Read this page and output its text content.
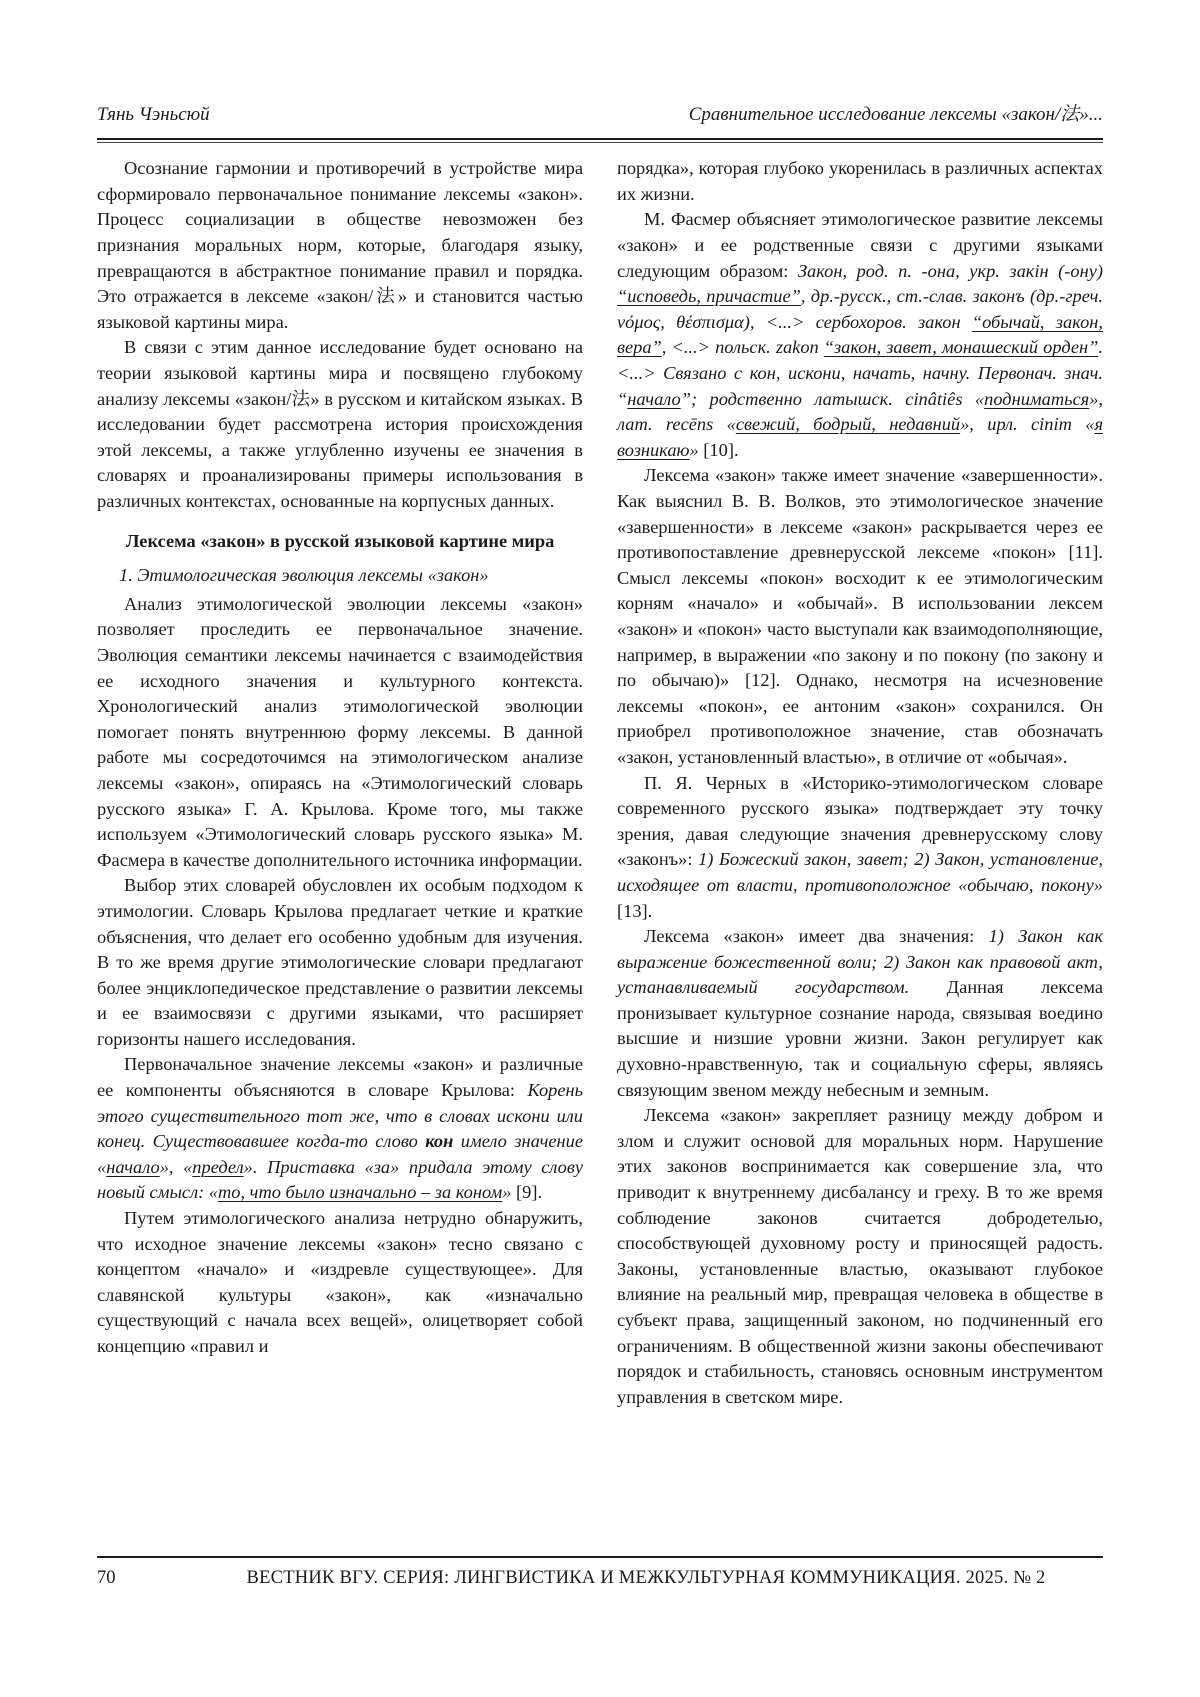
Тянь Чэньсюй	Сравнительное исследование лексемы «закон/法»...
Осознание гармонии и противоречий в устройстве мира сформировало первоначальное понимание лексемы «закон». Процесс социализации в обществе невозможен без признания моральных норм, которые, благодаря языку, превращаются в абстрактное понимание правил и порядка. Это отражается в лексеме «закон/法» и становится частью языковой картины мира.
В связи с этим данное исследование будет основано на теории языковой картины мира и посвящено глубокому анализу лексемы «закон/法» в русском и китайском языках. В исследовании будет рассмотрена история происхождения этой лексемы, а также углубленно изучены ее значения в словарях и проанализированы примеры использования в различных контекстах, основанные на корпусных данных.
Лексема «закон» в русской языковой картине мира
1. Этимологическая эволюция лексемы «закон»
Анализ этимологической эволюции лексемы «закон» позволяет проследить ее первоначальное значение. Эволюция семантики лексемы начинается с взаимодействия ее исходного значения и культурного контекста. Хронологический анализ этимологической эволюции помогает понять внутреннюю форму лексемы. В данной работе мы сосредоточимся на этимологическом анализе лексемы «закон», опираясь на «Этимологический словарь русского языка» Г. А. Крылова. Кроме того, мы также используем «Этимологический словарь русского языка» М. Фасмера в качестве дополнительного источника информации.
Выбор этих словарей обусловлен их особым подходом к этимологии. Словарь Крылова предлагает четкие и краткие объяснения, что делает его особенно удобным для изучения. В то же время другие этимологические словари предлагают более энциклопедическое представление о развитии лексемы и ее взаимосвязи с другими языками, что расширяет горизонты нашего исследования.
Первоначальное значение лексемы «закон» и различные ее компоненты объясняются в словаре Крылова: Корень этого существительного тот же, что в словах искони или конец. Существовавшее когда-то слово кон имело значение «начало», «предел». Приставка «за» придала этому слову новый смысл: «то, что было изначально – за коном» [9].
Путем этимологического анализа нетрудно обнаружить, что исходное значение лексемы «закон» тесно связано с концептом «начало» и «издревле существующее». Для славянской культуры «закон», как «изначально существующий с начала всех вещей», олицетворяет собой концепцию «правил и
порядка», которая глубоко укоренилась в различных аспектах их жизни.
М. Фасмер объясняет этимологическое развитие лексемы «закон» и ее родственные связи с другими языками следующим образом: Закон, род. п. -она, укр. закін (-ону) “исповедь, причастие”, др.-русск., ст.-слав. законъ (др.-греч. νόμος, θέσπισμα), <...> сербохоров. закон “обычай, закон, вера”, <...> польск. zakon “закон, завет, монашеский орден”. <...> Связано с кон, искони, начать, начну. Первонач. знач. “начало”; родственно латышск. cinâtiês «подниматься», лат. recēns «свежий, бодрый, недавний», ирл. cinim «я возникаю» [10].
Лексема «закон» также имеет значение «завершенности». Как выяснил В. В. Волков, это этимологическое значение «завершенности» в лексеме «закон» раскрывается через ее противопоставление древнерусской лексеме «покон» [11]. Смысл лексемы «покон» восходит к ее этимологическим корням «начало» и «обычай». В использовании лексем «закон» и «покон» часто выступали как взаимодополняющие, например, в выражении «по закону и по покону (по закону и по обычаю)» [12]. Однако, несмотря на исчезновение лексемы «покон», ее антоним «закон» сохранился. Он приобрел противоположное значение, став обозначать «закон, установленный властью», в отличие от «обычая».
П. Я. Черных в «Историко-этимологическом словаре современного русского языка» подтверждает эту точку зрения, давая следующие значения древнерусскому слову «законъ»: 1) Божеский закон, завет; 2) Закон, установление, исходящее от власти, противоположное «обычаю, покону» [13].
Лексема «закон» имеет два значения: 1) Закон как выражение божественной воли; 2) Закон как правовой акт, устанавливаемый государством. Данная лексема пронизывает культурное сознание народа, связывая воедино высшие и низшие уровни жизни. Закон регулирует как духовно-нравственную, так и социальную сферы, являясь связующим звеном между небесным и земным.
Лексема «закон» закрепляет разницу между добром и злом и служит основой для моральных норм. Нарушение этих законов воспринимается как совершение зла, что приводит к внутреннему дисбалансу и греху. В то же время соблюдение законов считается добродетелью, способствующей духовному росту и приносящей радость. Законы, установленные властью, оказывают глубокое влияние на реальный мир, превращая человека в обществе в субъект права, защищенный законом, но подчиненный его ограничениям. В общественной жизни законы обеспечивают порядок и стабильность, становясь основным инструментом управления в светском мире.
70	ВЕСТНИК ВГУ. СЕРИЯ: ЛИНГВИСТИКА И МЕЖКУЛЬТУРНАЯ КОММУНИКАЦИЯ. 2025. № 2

---

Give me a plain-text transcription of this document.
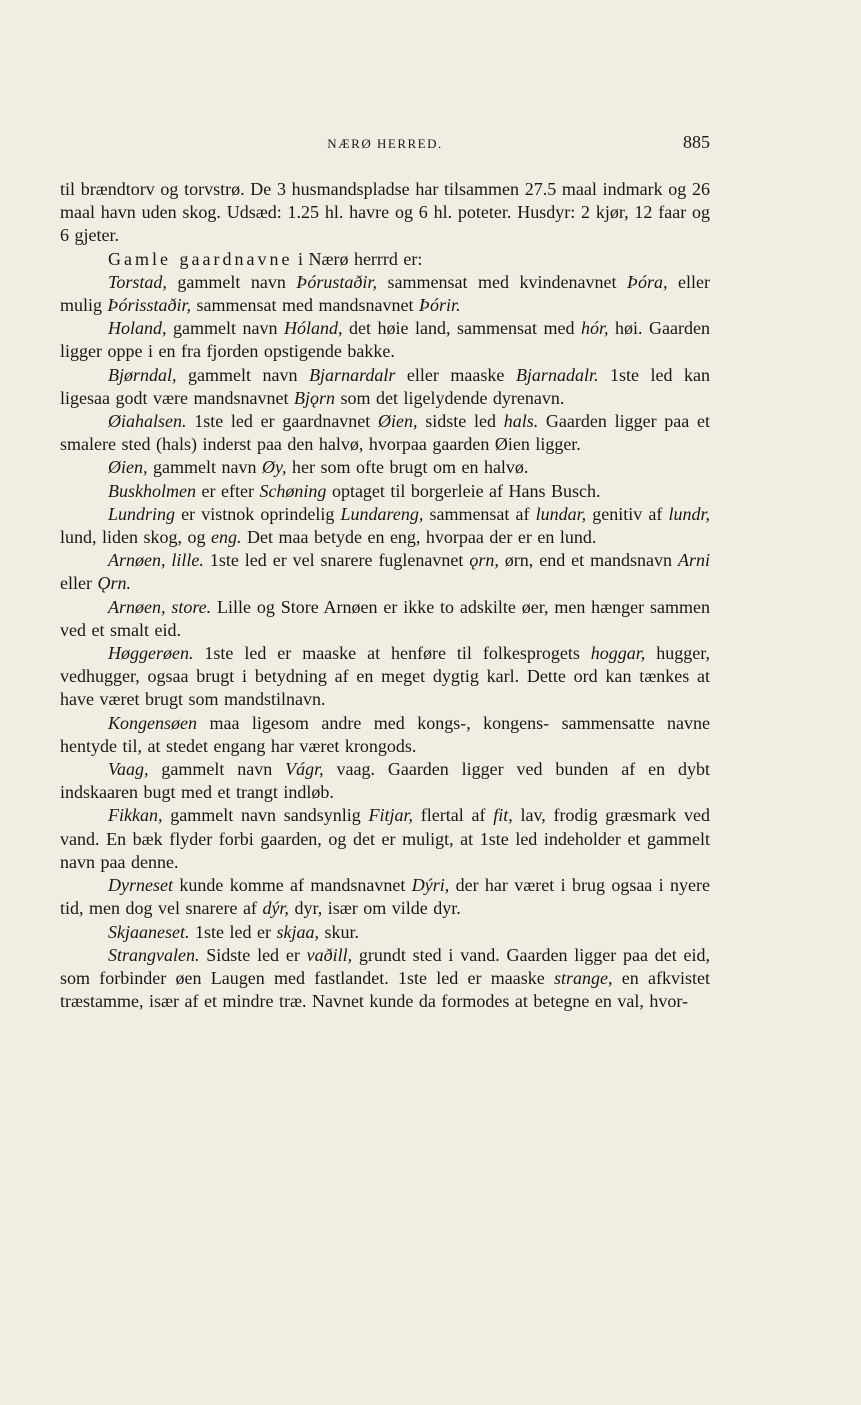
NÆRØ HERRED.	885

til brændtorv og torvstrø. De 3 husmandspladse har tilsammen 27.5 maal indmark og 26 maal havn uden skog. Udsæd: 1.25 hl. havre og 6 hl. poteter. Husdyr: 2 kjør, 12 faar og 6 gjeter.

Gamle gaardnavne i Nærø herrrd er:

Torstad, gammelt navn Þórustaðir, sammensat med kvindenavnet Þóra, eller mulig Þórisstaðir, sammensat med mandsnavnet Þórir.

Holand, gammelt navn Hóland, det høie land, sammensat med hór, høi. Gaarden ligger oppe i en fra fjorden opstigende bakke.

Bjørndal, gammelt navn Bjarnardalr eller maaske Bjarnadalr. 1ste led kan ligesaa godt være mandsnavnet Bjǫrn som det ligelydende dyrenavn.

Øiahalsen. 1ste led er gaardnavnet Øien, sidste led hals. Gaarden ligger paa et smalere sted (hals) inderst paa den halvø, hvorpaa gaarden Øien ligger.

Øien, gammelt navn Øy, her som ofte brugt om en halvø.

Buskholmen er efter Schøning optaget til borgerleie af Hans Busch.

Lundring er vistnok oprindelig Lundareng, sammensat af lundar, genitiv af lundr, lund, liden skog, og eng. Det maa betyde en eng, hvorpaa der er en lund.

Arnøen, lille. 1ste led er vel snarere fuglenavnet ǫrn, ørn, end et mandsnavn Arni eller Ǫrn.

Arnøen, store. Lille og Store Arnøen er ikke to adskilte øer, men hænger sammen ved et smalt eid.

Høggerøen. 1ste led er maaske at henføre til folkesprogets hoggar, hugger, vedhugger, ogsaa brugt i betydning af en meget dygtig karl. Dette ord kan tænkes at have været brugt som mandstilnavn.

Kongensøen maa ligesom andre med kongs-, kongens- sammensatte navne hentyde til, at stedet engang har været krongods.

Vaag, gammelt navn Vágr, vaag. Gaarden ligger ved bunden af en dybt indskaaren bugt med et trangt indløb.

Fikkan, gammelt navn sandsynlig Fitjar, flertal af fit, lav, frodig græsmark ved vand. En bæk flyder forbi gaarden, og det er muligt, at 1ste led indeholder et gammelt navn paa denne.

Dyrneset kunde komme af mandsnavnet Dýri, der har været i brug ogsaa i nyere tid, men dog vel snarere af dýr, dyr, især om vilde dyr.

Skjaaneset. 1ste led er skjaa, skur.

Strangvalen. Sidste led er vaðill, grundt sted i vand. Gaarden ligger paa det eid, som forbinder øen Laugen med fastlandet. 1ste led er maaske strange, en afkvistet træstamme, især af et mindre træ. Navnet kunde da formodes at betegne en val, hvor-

---

__THE TASK__:
Track down every line holding the string "различных" and copy it.

__REPLY TO THE TASK__:
В связи с этим данное исследование будет основано на теории языковой картины мира и посвящено глубокому анализу лексемы «закон/法» в русском и китайском языках. В исследовании будет рассмотрена история происхождения этой лексемы, а также углубленно изучены ее значения в словарях и проанализированы примеры использования в различных контекстах, основанные на корпусных данных.
порядка», которая глубоко укоренилась в различных аспектах их жизни.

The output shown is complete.